Problem description |
Only lines with the word "Côte" are needed; collect each of them from the listing below.

## START Input records

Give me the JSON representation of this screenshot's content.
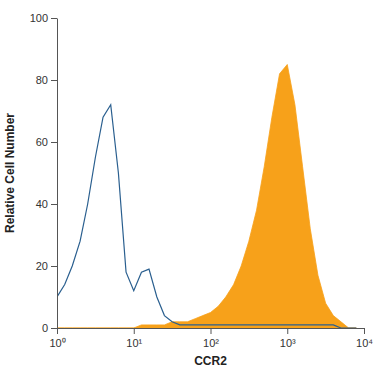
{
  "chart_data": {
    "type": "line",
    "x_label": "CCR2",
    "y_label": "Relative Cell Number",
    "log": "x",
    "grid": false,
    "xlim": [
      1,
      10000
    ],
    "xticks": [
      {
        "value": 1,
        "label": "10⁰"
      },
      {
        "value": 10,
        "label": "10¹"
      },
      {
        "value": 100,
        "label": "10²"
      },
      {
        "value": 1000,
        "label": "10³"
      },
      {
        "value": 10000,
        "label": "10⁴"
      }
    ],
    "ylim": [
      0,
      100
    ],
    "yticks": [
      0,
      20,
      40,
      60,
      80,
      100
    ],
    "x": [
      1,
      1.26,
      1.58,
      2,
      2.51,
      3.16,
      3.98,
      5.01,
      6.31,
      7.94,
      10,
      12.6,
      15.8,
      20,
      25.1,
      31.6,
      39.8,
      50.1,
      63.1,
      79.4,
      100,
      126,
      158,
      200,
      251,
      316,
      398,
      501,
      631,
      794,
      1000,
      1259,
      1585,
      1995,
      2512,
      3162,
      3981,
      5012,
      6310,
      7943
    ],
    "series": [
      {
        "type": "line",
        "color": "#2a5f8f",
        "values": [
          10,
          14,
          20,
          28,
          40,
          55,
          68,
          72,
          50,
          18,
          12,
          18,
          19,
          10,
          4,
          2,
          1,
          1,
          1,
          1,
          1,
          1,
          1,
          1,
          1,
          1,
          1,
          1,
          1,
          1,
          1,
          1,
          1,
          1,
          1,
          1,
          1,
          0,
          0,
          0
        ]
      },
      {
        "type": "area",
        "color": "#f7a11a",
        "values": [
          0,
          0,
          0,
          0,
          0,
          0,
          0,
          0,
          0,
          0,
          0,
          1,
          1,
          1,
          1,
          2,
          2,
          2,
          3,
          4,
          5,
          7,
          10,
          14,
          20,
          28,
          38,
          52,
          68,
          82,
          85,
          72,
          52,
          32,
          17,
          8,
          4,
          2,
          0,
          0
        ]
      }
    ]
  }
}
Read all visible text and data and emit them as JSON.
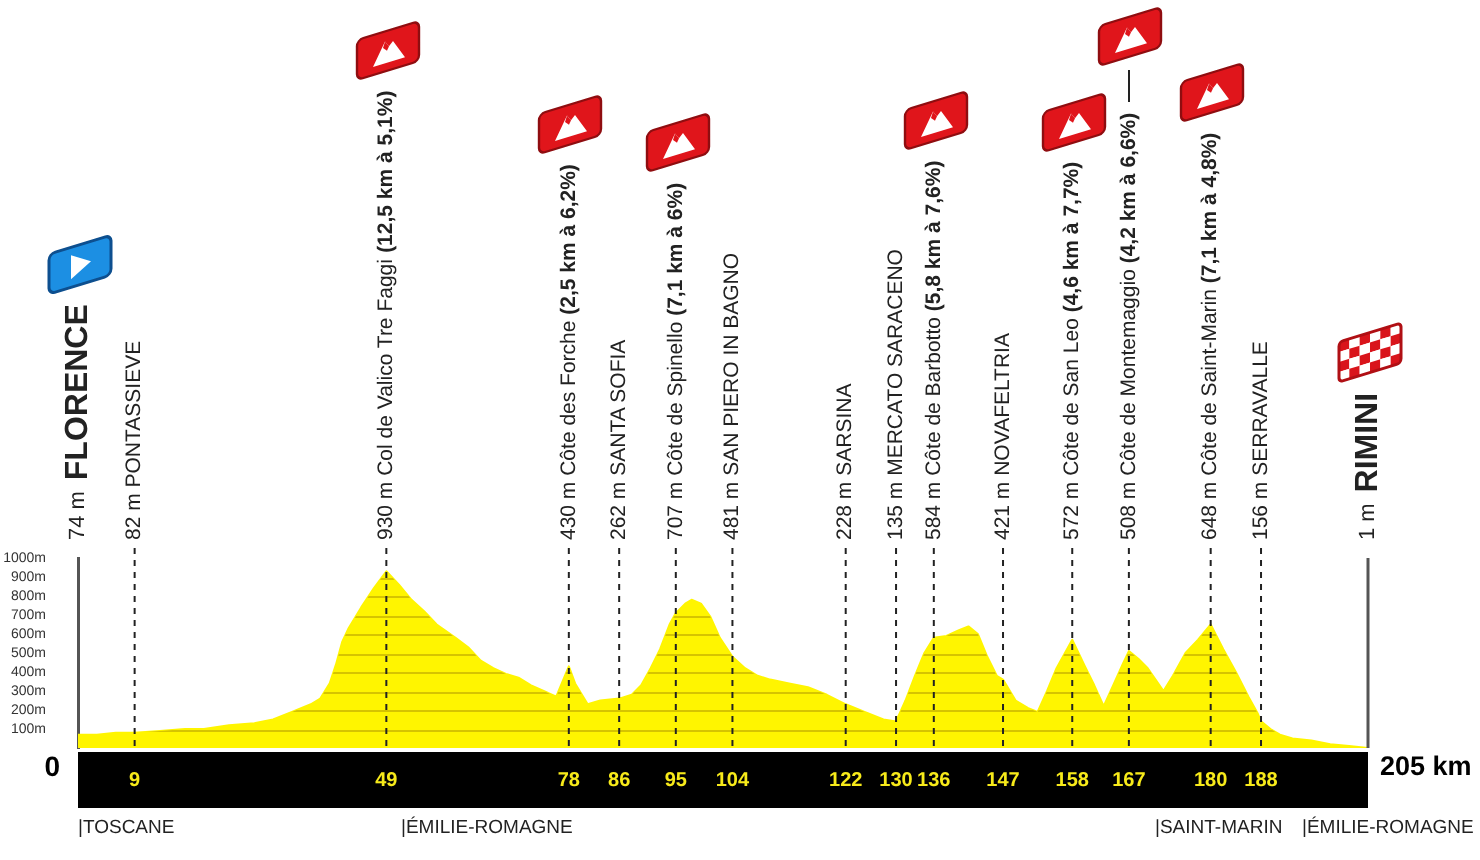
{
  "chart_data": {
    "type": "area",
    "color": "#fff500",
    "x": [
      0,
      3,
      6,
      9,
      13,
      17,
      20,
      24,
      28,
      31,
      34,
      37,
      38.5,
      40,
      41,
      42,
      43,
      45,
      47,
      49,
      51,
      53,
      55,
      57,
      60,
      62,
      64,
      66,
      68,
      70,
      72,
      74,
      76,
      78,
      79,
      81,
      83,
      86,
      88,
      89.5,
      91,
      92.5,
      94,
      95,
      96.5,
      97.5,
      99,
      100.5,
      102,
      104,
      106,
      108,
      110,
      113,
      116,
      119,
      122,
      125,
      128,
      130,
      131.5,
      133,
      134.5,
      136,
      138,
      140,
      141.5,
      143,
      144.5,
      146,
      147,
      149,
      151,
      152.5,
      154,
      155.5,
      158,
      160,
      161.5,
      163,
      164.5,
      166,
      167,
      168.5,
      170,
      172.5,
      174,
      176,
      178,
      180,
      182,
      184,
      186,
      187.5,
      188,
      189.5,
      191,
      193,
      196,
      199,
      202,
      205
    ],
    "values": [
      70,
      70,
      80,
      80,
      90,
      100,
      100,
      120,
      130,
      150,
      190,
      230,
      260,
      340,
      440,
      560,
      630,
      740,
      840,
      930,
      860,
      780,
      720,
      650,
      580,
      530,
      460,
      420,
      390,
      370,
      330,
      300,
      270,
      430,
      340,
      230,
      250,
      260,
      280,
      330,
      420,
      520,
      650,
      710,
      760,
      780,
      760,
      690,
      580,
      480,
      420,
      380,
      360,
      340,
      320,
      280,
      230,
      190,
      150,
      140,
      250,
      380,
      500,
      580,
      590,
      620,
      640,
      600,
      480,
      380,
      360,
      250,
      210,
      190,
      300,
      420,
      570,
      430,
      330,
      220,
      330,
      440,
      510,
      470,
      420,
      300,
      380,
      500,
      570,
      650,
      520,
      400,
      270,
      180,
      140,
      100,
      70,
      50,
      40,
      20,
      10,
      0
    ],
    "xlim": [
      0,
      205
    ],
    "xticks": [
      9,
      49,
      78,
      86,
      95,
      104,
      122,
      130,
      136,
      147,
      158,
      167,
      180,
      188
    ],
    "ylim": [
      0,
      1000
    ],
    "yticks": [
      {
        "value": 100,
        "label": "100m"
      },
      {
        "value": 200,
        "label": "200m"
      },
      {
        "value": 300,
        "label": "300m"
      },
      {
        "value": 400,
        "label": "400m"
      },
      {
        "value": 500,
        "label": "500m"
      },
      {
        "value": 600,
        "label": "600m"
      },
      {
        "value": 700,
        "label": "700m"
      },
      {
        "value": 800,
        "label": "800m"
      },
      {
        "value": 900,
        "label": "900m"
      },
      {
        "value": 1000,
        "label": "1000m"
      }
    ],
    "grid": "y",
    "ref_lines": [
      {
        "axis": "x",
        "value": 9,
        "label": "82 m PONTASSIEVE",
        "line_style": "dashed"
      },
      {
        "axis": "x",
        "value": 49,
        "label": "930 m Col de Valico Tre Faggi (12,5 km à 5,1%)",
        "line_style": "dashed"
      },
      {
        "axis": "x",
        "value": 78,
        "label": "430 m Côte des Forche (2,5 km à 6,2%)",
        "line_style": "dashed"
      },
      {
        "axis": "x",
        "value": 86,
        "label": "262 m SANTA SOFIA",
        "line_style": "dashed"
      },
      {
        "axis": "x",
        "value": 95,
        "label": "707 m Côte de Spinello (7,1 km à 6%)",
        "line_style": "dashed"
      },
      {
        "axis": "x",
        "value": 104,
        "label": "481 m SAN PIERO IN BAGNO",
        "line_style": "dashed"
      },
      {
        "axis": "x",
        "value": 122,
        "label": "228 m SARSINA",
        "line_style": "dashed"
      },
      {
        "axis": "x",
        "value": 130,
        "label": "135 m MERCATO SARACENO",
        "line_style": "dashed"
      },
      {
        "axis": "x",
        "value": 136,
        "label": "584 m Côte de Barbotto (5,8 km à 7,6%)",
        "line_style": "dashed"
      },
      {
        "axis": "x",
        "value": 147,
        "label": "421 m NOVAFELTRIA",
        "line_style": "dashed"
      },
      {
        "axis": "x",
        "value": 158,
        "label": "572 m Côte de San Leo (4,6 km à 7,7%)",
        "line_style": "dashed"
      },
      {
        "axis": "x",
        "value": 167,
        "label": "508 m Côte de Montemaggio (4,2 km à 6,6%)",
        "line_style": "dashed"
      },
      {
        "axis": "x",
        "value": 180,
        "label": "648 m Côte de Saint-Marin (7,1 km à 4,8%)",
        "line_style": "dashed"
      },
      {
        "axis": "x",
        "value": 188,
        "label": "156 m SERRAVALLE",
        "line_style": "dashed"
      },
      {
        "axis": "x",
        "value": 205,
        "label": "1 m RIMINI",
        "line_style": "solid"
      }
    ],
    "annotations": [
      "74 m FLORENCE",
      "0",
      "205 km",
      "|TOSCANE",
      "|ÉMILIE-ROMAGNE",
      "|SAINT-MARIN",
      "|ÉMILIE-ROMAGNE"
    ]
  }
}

## END Input records
## START Input records

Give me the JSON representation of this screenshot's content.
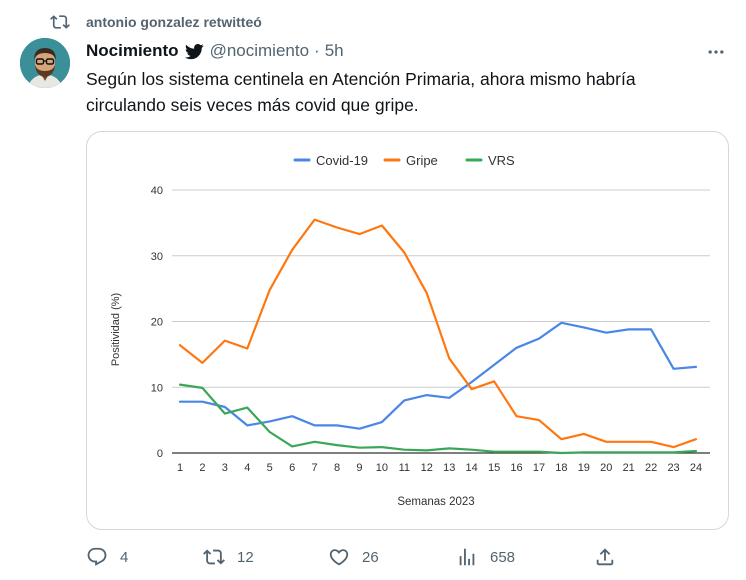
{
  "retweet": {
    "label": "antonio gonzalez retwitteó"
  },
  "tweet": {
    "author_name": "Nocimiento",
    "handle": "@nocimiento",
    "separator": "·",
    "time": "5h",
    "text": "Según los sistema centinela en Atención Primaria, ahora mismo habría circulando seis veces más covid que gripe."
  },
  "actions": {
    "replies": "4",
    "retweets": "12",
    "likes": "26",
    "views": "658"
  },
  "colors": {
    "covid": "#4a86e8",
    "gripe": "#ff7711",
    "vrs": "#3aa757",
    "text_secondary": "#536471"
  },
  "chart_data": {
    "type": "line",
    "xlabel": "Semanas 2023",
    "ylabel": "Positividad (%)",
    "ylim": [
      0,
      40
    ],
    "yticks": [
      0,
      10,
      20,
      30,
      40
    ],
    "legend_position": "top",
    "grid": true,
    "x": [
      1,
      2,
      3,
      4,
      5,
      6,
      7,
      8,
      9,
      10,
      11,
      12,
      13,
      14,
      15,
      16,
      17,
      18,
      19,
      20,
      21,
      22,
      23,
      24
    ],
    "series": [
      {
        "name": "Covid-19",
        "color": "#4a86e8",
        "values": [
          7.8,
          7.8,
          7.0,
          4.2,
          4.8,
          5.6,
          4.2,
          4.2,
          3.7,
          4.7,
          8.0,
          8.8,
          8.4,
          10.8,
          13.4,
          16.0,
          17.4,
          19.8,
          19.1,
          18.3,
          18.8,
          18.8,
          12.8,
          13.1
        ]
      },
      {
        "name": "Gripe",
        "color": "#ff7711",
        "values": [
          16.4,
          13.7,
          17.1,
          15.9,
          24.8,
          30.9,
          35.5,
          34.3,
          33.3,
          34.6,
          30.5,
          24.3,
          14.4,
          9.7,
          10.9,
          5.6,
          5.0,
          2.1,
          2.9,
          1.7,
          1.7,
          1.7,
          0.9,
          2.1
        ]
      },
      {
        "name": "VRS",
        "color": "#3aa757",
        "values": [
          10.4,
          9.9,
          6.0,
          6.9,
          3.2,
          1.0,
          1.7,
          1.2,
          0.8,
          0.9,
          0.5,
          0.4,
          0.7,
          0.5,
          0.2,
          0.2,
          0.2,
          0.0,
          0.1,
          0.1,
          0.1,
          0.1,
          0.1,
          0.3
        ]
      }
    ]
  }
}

## END Input records

Complete answer |
        "label": "430 m Côte des Forche (2,5 km à 6,2%)",
        "label": "707 m Côte de Spinello (7,1 km à 6%)",
        "label": "584 m Côte de Barbotto (5,8 km à 7,6%)",
        "label": "572 m Côte de San Leo (4,6 km à 7,7%)",
        "label": "508 m Côte de Montemaggio (4,2 km à 6,6%)",
        "label": "648 m Côte de Saint-Marin (7,1 km à 4,8%)",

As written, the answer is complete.